>> begin

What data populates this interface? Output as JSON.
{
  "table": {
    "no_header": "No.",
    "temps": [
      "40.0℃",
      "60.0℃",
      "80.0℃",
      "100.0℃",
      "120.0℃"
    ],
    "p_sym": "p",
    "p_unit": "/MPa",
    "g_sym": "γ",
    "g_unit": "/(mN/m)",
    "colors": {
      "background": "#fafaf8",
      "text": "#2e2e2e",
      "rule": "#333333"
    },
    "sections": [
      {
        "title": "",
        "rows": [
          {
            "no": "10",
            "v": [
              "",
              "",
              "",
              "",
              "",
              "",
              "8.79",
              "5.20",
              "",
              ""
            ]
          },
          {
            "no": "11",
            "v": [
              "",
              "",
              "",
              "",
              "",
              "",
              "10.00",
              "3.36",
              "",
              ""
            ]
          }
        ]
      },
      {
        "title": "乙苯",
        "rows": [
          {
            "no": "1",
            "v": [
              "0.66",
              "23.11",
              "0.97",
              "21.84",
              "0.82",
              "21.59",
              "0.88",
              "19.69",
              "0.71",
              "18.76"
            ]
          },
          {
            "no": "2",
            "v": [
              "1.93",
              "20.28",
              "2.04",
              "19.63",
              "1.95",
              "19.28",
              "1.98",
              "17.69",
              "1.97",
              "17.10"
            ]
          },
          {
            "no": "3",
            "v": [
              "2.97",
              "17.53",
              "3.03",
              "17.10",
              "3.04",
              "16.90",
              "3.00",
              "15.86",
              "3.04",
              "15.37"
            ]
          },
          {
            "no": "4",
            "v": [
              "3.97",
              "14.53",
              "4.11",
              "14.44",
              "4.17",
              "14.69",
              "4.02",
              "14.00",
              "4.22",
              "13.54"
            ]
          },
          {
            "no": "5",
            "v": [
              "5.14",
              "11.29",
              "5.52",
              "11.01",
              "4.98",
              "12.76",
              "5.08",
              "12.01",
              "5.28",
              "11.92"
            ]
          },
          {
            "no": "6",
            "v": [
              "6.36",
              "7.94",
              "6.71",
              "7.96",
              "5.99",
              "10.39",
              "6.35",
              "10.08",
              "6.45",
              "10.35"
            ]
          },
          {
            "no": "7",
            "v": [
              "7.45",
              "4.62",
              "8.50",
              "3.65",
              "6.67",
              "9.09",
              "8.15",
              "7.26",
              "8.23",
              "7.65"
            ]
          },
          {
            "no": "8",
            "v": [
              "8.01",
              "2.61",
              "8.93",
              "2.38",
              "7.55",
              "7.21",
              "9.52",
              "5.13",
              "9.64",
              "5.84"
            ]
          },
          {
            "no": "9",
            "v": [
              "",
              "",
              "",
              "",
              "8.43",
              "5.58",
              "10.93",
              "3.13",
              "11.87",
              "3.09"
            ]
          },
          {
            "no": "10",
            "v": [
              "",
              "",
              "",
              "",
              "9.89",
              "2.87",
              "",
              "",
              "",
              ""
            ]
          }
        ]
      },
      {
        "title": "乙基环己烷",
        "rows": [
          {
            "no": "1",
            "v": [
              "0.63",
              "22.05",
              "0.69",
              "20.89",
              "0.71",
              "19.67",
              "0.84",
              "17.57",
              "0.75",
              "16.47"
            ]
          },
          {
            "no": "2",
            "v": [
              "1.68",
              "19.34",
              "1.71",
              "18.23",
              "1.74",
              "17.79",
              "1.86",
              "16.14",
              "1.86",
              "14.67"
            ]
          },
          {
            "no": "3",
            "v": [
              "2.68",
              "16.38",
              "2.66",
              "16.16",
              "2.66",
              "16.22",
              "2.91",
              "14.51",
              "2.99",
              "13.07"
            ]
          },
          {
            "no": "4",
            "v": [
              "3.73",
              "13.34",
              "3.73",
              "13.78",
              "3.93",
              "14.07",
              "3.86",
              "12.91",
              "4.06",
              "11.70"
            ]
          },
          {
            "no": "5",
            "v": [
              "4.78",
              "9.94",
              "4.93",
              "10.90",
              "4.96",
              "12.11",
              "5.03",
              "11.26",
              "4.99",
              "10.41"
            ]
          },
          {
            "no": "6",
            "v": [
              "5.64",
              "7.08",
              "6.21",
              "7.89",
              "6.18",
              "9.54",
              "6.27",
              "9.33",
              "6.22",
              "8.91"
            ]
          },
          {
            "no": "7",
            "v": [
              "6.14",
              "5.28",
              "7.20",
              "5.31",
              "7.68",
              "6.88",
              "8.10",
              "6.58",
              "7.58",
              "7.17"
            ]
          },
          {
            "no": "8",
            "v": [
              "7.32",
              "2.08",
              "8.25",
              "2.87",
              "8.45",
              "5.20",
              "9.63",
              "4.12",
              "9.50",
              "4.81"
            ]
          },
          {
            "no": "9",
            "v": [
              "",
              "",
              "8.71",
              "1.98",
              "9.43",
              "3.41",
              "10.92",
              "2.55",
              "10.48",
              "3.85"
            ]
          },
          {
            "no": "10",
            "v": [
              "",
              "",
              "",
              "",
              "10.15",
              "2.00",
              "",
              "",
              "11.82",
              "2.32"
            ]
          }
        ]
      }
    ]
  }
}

>> end

* **Objective**
Write out the full listing, keeping every line exactly as it is.

* **Task result**
What data populates this interface? Output as JSON.
{
  "table": {
    "no_header": "No.",
    "temps": [
      "40.0℃",
      "60.0℃",
      "80.0℃",
      "100.0℃",
      "120.0℃"
    ],
    "p_sym": "p",
    "p_unit": "/MPa",
    "g_sym": "γ",
    "g_unit": "/(mN/m)",
    "colors": {
      "background": "#fafaf8",
      "text": "#2e2e2e",
      "rule": "#333333"
    },
    "sections": [
      {
        "title": "",
        "rows": [
          {
            "no": "10",
            "v": [
              "",
              "",
              "",
              "",
              "",
              "",
              "8.79",
              "5.20",
              "",
              ""
            ]
          },
          {
            "no": "11",
            "v": [
              "",
              "",
              "",
              "",
              "",
              "",
              "10.00",
              "3.36",
              "",
              ""
            ]
          }
        ]
      },
      {
        "title": "乙苯",
        "rows": [
          {
            "no": "1",
            "v": [
              "0.66",
              "23.11",
              "0.97",
              "21.84",
              "0.82",
              "21.59",
              "0.88",
              "19.69",
              "0.71",
              "18.76"
            ]
          },
          {
            "no": "2",
            "v": [
              "1.93",
              "20.28",
              "2.04",
              "19.63",
              "1.95",
              "19.28",
              "1.98",
              "17.69",
              "1.97",
              "17.10"
            ]
          },
          {
            "no": "3",
            "v": [
              "2.97",
              "17.53",
              "3.03",
              "17.10",
              "3.04",
              "16.90",
              "3.00",
              "15.86",
              "3.04",
              "15.37"
            ]
          },
          {
            "no": "4",
            "v": [
              "3.97",
              "14.53",
              "4.11",
              "14.44",
              "4.17",
              "14.69",
              "4.02",
              "14.00",
              "4.22",
              "13.54"
            ]
          },
          {
            "no": "5",
            "v": [
              "5.14",
              "11.29",
              "5.52",
              "11.01",
              "4.98",
              "12.76",
              "5.08",
              "12.01",
              "5.28",
              "11.92"
            ]
          },
          {
            "no": "6",
            "v": [
              "6.36",
              "7.94",
              "6.71",
              "7.96",
              "5.99",
              "10.39",
              "6.35",
              "10.08",
              "6.45",
              "10.35"
            ]
          },
          {
            "no": "7",
            "v": [
              "7.45",
              "4.62",
              "8.50",
              "3.65",
              "6.67",
              "9.09",
              "8.15",
              "7.26",
              "8.23",
              "7.65"
            ]
          },
          {
            "no": "8",
            "v": [
              "8.01",
              "2.61",
              "8.93",
              "2.38",
              "7.55",
              "7.21",
              "9.52",
              "5.13",
              "9.64",
              "5.84"
            ]
          },
          {
            "no": "9",
            "v": [
              "",
              "",
              "",
              "",
              "8.43",
              "5.58",
              "10.93",
              "3.13",
              "11.87",
              "3.09"
            ]
          },
          {
            "no": "10",
            "v": [
              "",
              "",
              "",
              "",
              "9.89",
              "2.87",
              "",
              "",
              "",
              ""
            ]
          }
        ]
      },
      {
        "title": "乙基环己烷",
        "rows": [
          {
            "no": "1",
            "v": [
              "0.63",
              "22.05",
              "0.69",
              "20.89",
              "0.71",
              "19.67",
              "0.84",
              "17.57",
              "0.75",
              "16.47"
            ]
          },
          {
            "no": "2",
            "v": [
              "1.68",
              "19.34",
              "1.71",
              "18.23",
              "1.74",
              "17.79",
              "1.86",
              "16.14",
              "1.86",
              "14.67"
            ]
          },
          {
            "no": "3",
            "v": [
              "2.68",
              "16.38",
              "2.66",
              "16.16",
              "2.66",
              "16.22",
              "2.91",
              "14.51",
              "2.99",
              "13.07"
            ]
          },
          {
            "no": "4",
            "v": [
              "3.73",
              "13.34",
              "3.73",
              "13.78",
              "3.93",
              "14.07",
              "3.86",
              "12.91",
              "4.06",
              "11.70"
            ]
          },
          {
            "no": "5",
            "v": [
              "4.78",
              "9.94",
              "4.93",
              "10.90",
              "4.96",
              "12.11",
              "5.03",
              "11.26",
              "4.99",
              "10.41"
            ]
          },
          {
            "no": "6",
            "v": [
              "5.64",
              "7.08",
              "6.21",
              "7.89",
              "6.18",
              "9.54",
              "6.27",
              "9.33",
              "6.22",
              "8.91"
            ]
          },
          {
            "no": "7",
            "v": [
              "6.14",
              "5.28",
              "7.20",
              "5.31",
              "7.68",
              "6.88",
              "8.10",
              "6.58",
              "7.58",
              "7.17"
            ]
          },
          {
            "no": "8",
            "v": [
              "7.32",
              "2.08",
              "8.25",
              "2.87",
              "8.45",
              "5.20",
              "9.63",
              "4.12",
              "9.50",
              "4.81"
            ]
          },
          {
            "no": "9",
            "v": [
              "",
              "",
              "8.71",
              "1.98",
              "9.43",
              "3.41",
              "10.92",
              "2.55",
              "10.48",
              "3.85"
            ]
          },
          {
            "no": "10",
            "v": [
              "",
              "",
              "",
              "",
              "10.15",
              "2.00",
              "",
              "",
              "11.82",
              "2.32"
            ]
          }
        ]
      }
    ]
  }
}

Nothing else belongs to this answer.